### Brief
Write out the listing again, exactly as it appears below.

### Available records
-*-*-
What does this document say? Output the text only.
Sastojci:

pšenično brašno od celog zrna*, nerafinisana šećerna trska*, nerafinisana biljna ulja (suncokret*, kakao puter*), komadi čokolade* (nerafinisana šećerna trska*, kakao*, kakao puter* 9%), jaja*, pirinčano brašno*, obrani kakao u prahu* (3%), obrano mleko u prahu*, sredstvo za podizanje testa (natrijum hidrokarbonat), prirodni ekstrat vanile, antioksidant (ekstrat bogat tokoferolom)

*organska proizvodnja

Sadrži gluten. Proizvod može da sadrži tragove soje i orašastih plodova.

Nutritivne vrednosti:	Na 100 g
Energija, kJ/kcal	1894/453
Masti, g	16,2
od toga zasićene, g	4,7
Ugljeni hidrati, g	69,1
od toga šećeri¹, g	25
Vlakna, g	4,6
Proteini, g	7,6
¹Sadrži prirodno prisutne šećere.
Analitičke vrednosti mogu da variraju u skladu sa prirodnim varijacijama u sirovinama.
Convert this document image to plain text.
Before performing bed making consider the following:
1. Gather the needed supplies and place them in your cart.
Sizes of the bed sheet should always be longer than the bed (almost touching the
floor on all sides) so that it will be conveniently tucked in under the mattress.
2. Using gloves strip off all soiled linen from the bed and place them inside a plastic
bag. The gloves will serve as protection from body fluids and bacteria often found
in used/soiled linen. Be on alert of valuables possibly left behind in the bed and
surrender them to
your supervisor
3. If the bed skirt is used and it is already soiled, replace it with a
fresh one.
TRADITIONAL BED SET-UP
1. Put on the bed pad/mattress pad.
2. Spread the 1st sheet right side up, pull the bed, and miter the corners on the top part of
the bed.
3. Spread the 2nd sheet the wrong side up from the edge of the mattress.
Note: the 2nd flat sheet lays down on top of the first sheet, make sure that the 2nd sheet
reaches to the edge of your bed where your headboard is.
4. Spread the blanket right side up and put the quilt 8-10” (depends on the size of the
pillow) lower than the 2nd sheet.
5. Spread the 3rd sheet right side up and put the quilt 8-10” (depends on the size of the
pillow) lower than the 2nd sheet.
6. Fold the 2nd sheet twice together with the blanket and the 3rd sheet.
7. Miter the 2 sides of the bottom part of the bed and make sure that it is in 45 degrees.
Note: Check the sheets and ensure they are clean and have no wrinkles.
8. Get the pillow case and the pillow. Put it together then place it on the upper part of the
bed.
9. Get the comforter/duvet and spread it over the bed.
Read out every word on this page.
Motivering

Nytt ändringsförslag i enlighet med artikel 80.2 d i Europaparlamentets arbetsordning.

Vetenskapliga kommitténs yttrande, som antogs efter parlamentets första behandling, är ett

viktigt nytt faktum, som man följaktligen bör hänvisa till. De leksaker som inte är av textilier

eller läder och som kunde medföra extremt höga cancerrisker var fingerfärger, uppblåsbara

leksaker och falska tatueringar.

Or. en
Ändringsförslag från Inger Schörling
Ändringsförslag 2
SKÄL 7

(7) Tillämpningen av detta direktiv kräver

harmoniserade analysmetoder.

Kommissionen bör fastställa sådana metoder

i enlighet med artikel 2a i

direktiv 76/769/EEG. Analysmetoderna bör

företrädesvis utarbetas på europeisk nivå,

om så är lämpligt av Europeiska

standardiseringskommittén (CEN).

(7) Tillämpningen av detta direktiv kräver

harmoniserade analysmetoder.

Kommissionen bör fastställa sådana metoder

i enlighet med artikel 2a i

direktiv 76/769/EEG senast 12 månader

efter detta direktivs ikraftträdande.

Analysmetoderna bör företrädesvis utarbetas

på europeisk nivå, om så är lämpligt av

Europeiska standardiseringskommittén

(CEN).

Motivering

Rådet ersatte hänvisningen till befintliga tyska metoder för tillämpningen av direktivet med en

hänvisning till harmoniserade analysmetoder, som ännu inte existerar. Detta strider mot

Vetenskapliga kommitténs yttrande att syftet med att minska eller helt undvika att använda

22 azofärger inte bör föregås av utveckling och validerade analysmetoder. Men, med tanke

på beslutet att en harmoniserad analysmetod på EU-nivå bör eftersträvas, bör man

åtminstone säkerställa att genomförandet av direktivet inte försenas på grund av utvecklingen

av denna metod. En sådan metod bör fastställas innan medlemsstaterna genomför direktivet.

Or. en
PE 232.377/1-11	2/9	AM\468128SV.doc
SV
-*-*-
### Answer below
What does this document say? Output the text only.
Sastojci:

pšenično brašno od celog zrna*, nerafinisana šećerna trska*, nerafinisana biljna ulja (suncokret*, kakao puter*), komadi čokolade* (nerafinisana šećerna trska*, kakao*, kakao puter* 9%), jaja*, pirinčano brašno*, obrani kakao u prahu* (3%), obrano mleko u prahu*, sredstvo za podizanje testa (natrijum hidrokarbonat), prirodni ekstrat vanile, antioksidant (ekstrat bogat tokoferolom)

*organska proizvodnja

Sadrži gluten. Proizvod može da sadrži tragove soje i orašastih plodova.

Nutritivne vrednosti:	Na 100 g
Energija, kJ/kcal	1894/453
Masti, g	16,2
od toga zasićene, g	4,7
Ugljeni hidrati, g	69,1
od toga šećeri¹, g	25
Vlakna, g	4,6
Proteini, g	7,6
¹Sadrži prirodno prisutne šećere.
Analitičke vrednosti mogu da variraju u skladu sa prirodnim varijacijama u sirovinama.
Convert this document image to plain text.
Before performing bed making consider the following:
1. Gather the needed supplies and place them in your cart.
Sizes of the bed sheet should always be longer than the bed (almost touching the
floor on all sides) so that it will be conveniently tucked in under the mattress.
2. Using gloves strip off all soiled linen from the bed and place them inside a plastic
bag. The gloves will serve as protection from body fluids and bacteria often found
in used/soiled linen. Be on alert of valuables possibly left behind in the bed and
surrender them to
your supervisor
3. If the bed skirt is used and it is already soiled, replace it with a
fresh one.
TRADITIONAL BED SET-UP
1. Put on the bed pad/mattress pad.
2. Spread the 1st sheet right side up, pull the bed, and miter the corners on the top part of
the bed.
3. Spread the 2nd sheet the wrong side up from the edge of the mattress.
Note: the 2nd flat sheet lays down on top of the first sheet, make sure that the 2nd sheet
reaches to the edge of your bed where your headboard is.
4. Spread the blanket right side up and put the quilt 8-10” (depends on the size of the
pillow) lower than the 2nd sheet.
5. Spread the 3rd sheet right side up and put the quilt 8-10” (depends on the size of the
pillow) lower than the 2nd sheet.
6. Fold the 2nd sheet twice together with the blanket and the 3rd sheet.
7. Miter the 2 sides of the bottom part of the bed and make sure that it is in 45 degrees.
Note: Check the sheets and ensure they are clean and have no wrinkles.
8. Get the pillow case and the pillow. Put it together then place it on the upper part of the
bed.
9. Get the comforter/duvet and spread it over the bed.
Read out every word on this page.
Motivering

Nytt ändringsförslag i enlighet med artikel 80.2 d i Europaparlamentets arbetsordning.

Vetenskapliga kommitténs yttrande, som antogs efter parlamentets första behandling, är ett

viktigt nytt faktum, som man följaktligen bör hänvisa till. De leksaker som inte är av textilier

eller läder och som kunde medföra extremt höga cancerrisker var fingerfärger, uppblåsbara

leksaker och falska tatueringar.

Or. en
Ändringsförslag från Inger Schörling
Ändringsförslag 2
SKÄL 7

(7) Tillämpningen av detta direktiv kräver

harmoniserade analysmetoder.

Kommissionen bör fastställa sådana metoder

i enlighet med artikel 2a i

direktiv 76/769/EEG. Analysmetoderna bör

företrädesvis utarbetas på europeisk nivå,

om så är lämpligt av Europeiska

standardiseringskommittén (CEN).

(7) Tillämpningen av detta direktiv kräver

harmoniserade analysmetoder.

Kommissionen bör fastställa sådana metoder

i enlighet med artikel 2a i

direktiv 76/769/EEG senast 12 månader

efter detta direktivs ikraftträdande.

Analysmetoderna bör företrädesvis utarbetas

på europeisk nivå, om så är lämpligt av

Europeiska standardiseringskommittén

(CEN).

Motivering

Rådet ersatte hänvisningen till befintliga tyska metoder för tillämpningen av direktivet med en

hänvisning till harmoniserade analysmetoder, som ännu inte existerar. Detta strider mot

Vetenskapliga kommitténs yttrande att syftet med att minska eller helt undvika att använda

22 azofärger inte bör föregås av utveckling och validerade analysmetoder. Men, med tanke

på beslutet att en harmoniserad analysmetod på EU-nivå bör eftersträvas, bör man

åtminstone säkerställa att genomförandet av direktivet inte försenas på grund av utvecklingen

av denna metod. En sådan metod bör fastställas innan medlemsstaterna genomför direktivet.

Or. en
PE 232.377/1-11	2/9	AM\468128SV.doc
SV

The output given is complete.